Top of Given text

Dear syslog-ng users,
This is the 95th issue of syslog-ng Insider, a monthly newsletter that brings you syslog-ng-related news.
NEWS
Elasticsearch 7.14 and OpenSearch 1.0 are available – and work fine with syslog-ng
One of the most popular destinations in syslog-ng is Elasticsearch. Due to the license change of the Elastic stack, some people changed quickly to Grafana/Loki and other technologies. However, most syslog-ng users decided to wait and see. Version 1.0.0 of OpenSearch, a fork of the Elastic code base from before the license change is now available. Elastic also published a new release last week. For this blog, I tested the latest and greatest from both product lines and I’m sharing my experiences. For the impatient: both work perfectly well.
Using the udp-balancer() source of syslog-ng PE
UDP-based log collection is so last century. We had TCP-based log collection for decades and TLS encryption to secure connections. Still, UDP is in wide use, especially at large companies and industrial automation, where every change is slow. In most cases, UDP logging is used by networking devices, but sometimes it is just left there from ancient times and people are reluctant to change it. In either case, at higher message rates it can lead to performance problems and thus to message loss. Originally, the udp() source of syslog-ng was single-threaded. That does not scale well with typical multi-core CPUs with slower cores. There are many tricks to enhance UDP performance in syslog-ng. Combining those with the udp-balancer() source of syslog-ng PE gives the most reliable solution.

Bottom of Given text
Top of Information

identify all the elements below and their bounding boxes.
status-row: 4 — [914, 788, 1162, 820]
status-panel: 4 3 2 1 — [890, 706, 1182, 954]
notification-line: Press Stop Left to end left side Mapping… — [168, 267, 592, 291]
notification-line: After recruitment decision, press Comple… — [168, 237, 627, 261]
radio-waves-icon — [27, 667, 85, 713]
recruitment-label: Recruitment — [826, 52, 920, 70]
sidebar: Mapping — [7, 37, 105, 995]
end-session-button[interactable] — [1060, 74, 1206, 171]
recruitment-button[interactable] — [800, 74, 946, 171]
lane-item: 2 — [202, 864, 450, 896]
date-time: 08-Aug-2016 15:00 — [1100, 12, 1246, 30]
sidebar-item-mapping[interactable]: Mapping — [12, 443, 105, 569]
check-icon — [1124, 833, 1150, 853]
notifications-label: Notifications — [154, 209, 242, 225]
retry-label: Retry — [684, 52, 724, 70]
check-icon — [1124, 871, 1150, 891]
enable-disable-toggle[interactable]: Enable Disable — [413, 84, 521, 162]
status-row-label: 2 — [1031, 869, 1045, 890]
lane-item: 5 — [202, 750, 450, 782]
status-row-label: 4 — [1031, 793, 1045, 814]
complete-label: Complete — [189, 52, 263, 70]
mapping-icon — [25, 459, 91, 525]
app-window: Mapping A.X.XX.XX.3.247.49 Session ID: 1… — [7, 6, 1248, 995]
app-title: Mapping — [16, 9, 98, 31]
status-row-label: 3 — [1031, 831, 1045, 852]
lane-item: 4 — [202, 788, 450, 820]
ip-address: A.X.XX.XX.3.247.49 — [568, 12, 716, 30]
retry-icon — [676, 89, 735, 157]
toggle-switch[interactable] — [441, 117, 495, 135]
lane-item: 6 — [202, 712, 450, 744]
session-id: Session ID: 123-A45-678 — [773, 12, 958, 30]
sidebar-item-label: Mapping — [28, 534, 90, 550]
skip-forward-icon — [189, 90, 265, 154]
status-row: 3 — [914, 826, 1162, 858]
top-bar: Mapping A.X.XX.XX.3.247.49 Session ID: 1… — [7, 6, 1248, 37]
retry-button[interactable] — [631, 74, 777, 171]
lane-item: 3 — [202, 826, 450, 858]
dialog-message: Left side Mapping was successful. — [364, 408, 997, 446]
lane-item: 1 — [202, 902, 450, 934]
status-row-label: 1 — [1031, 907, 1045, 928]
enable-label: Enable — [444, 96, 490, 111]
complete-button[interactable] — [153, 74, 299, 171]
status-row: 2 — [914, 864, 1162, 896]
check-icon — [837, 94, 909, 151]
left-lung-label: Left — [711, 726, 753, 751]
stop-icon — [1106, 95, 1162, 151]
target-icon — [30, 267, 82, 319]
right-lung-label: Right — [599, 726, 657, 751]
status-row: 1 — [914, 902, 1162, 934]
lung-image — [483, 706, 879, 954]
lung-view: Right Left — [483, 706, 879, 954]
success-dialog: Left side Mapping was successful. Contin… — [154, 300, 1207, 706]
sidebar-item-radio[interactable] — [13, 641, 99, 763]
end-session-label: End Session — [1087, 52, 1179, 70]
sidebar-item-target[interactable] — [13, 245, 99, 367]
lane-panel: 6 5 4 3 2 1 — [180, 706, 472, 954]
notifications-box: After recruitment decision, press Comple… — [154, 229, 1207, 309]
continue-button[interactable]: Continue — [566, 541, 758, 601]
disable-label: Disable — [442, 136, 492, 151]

Bottom of Information

▶ _Work order A_: In the syslog-ng newsletter, what is OpenSearch described as?
▶ _Work order B_: Carry on the syslog-ng newsletter from the point where it stops.

▶ _Written reply A_: A fork of the Elastic code base from before the license change.

▶ _Written reply B_:
https://www.syslog-ng.com/community/b/blog/posts/using-the-udp-balancer-source-of-syslog-ng-pe
Syslog-ng 3.33: the MQTT destination
Version 3.33 of syslog-ng introduced an MQTT destination. It uses the paho-c client library to send log messages to an MQTT broker. The current implementation supports version 3.1 and 3.1.1 of the protocol over non-encrypted connections, but this is only a first step. From this blog, you can learn how to configure and test the mqtt() destination in syslog-ng. Note: syslog-ng 3.34 enhanced the mqtt() destination in many ways.
https://www.syslog-ng.com/community/b/blog/posts/syslog-ng-3-33-the-mqtt-destination
Collecting process accounting logs on Linux with syslog-ng
Process accounting logs are collected into binary log files on Linux. You can turn them into human readable format locally, using various tools. You can also use syslog-ng to read those files. Syslog-ng can parse those binary logs, create name-value pairs from them and store the results.